::: EXCERPTED PASSAGE

Control Currents Spell – Water Magic for Rivers, Ships, Harbours, and Flooded Ruins
Turn rivers, harbours, canals, flooded ruins, and sea caves into terrain the caster can command.

Control Currents is a water-shaping transmutation spell that changes how water moves. It does not create water, part seas, summon storms, freeze rivers, purify water, or command aquatic creatures. Its strength is narrower and more useful: it lets the caster redirect, strengthen, weaken, calm, or rotate the current in an existing body of water.
That makes the spell excellent for river crossings, harbour chases, canal locks, flooded streets, sea caves, marsh channels, ship approaches, sewer outflows, submerged ruins, and any encounter where moving water should matter. It is not a generic “water spell.” It is a spell about flow, and flow decides who crosses, who drifts, who escapes, who is stranded, and who is dragged into danger.
At the table, Control Currents works best when the water has physical shape: bridge piers, rocks, wreckage, docks, culverts, chains, sluice gates, reeds, submerged masonry, waterwheels, mud banks, reefs, lock gates, and narrow channels. In a blank pond, it is useful. In a dangerous waterway, it becomes memorable.
Quick Rules Reference
- Spell role: Water movement control and environmental battlefield shaping.
- Core function: Alters the direction, pattern, strength, or calmness of existing water currents.
- Best scenes: River crossings, ship pursuit, harbour sabotage, flooded ruins, canals, marshes, sea caves, sewers, tidal causeways, and underwater encounters.
- Main table value: Changes positioning, travel, pursuit, rescue, vessel handling, and waterborne hazards.
- Major limits: Requires a body of water; does not create water; does not directly command creatures; does not replace breathing, swimming, sailing, or navigation.
- Best adjudication principle: Establish what the water is already doing before the spell changes it.
Control Currents 5.5e / 2024
Control Currents Pathfinder / 3.5e
Control Currents 3.0e
Control Currents 5.5e / 2024

4th-Level Transmutation
Casting Time: Action
Range: 80 feet
Components: V, S
Duration: Concentration, up to 1 hour
Area: An 80-foot-radius emanation centered on you, affecting water in the area
You alter the flow of water in the area around you. The spell affects natural or artificial bodies of water, including rivers, canals, flooded chambers, marsh channels, harbour water, sea caves, sewers, reservoirs, ship channels, and similar environments. It has no effect where there is not enough water to form a meaningful current.
When you cast the spell, choose one current pattern for water in the area:
Directional Flow. The water flows in one direction across the affected area.
Rotation. The water swirls around the center of the area, clockwise or counterclockwise.
You may also create an area of calm water up to 80 feet in diameter centered on you. Within that calm area, ordinary current is suppressed for the duration unless you later change the effect.
When you alter the current, choose its strength:
Gentle Current. The current moves unsecured floating objects and willing or non-resisting swimmers 10 feet at the end of their turns.
Strong Current. The current moves unsecured floating objects and creatures in the affected water 20 feet at the end of their turns. A creature can resist this movement by succeeding on a Strength saving throw against your spell save DC.

::::::

| WORK INSTRUCTIONS |
In the 5.5e version of the Control Currents spell, how far does a Strong Current move unsecured floating objects and creatures at the end of their turns?

::: DATASET ROWS

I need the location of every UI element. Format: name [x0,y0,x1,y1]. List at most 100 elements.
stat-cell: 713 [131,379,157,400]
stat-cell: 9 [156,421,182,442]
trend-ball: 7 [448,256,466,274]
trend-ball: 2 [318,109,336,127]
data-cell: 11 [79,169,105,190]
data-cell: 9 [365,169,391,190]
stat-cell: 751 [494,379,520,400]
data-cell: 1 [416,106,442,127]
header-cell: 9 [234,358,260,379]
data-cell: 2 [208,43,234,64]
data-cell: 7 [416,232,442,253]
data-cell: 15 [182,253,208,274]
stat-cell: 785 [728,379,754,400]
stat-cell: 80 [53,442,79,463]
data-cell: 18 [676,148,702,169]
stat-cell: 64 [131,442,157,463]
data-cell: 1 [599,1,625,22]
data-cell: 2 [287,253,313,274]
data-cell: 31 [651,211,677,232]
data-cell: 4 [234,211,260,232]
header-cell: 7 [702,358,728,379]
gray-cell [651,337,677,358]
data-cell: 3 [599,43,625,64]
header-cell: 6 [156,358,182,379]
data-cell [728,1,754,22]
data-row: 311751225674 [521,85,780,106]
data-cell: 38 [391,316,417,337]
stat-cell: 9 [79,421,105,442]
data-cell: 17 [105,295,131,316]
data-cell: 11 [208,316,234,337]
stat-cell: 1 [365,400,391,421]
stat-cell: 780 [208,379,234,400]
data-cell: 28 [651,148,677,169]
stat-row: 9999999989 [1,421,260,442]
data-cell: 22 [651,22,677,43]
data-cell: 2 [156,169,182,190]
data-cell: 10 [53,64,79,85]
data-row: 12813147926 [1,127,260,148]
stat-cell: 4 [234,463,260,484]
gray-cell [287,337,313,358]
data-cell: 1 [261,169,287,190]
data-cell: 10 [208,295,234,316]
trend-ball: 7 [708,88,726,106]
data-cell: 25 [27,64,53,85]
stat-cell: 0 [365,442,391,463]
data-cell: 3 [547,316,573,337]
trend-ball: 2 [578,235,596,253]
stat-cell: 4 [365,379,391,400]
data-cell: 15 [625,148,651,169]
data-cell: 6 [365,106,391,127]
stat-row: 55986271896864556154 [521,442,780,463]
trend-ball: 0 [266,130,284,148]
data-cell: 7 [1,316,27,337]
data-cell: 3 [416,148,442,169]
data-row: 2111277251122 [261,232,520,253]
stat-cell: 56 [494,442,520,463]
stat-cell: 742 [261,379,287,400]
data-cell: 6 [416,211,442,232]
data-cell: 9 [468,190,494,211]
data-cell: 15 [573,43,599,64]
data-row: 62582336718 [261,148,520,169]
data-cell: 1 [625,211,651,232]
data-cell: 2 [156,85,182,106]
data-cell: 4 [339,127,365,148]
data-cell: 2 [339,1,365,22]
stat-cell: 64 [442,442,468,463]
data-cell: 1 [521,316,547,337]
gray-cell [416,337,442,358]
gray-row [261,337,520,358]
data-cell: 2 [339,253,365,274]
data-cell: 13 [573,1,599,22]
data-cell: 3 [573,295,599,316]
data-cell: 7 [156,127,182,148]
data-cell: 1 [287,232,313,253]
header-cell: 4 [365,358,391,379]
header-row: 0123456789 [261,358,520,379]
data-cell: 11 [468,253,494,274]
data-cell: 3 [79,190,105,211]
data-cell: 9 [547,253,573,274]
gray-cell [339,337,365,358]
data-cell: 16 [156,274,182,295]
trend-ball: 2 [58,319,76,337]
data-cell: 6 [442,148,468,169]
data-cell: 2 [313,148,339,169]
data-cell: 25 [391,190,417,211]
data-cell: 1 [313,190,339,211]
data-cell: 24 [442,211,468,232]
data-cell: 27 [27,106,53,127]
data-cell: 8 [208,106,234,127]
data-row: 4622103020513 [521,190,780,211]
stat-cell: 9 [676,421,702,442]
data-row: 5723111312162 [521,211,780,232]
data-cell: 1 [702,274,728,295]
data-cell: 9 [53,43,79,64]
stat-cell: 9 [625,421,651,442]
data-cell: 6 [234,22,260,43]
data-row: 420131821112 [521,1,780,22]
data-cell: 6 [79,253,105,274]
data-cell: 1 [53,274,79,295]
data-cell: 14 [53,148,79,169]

::::::

| EXPECTED OUTPUT |
20 feet.